- **DIRECTIONS FOR THIS TASK**: Copy out every line that contains the word "thanh".

-- start PROVIDED ENTRIES --

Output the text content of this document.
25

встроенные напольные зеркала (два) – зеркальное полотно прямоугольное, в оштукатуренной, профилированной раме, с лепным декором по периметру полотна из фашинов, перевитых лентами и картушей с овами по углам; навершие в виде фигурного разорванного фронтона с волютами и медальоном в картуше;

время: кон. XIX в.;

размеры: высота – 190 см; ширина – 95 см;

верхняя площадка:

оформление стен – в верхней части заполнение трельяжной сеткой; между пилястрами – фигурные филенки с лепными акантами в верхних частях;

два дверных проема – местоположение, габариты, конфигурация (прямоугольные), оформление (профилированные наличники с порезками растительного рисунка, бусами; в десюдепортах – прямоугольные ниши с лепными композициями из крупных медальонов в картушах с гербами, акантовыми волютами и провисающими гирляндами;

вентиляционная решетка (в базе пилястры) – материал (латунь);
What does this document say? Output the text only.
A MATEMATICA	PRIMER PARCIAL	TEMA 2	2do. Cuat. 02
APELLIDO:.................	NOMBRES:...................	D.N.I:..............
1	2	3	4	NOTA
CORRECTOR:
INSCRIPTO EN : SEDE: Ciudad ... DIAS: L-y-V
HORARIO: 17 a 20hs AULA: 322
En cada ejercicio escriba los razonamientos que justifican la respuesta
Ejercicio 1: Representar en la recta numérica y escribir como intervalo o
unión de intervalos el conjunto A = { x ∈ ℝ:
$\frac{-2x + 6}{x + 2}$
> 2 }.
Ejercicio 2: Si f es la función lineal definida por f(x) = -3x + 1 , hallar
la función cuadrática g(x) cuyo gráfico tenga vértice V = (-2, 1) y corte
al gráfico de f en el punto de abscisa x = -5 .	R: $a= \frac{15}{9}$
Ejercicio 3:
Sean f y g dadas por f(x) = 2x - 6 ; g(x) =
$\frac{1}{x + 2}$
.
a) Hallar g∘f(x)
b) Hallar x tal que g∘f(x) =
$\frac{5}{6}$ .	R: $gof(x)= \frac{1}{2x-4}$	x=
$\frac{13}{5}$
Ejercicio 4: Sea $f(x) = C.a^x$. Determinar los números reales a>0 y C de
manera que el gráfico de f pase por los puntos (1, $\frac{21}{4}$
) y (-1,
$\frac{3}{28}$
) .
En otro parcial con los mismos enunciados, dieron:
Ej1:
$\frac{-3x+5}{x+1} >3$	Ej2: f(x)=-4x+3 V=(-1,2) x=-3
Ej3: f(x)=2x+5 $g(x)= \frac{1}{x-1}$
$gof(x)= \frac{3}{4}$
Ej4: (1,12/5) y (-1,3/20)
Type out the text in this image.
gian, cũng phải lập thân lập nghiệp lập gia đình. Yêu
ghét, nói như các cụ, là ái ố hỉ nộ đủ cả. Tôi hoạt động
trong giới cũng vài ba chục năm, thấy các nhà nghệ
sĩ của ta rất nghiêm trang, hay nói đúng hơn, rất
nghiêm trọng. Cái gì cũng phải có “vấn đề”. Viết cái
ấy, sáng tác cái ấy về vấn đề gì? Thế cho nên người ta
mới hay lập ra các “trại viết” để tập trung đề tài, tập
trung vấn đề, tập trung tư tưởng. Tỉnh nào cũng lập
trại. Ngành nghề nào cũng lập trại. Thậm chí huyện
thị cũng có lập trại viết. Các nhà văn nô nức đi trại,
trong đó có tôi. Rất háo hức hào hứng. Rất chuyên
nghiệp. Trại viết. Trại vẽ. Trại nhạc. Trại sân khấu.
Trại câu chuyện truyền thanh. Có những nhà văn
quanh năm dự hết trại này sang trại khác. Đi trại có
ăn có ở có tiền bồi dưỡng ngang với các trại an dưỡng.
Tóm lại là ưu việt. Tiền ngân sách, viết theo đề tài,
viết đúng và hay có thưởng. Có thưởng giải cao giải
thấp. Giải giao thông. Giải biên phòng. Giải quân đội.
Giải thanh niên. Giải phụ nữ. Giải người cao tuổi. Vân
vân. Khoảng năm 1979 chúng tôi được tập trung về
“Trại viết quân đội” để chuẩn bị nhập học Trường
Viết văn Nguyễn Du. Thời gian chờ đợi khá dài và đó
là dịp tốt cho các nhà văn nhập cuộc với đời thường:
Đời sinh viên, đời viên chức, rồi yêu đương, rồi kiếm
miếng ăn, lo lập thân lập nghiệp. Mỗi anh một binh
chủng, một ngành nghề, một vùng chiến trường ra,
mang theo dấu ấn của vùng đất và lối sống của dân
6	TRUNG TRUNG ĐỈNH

-- end PROVIDED ENTRIES --

- **REPLY TO THE TASK**:
Trại câu chuyện truyền thanh. Có những nhà văn
Giải thanh niên. Giải phụ nữ. Giải người cao tuổi. Vân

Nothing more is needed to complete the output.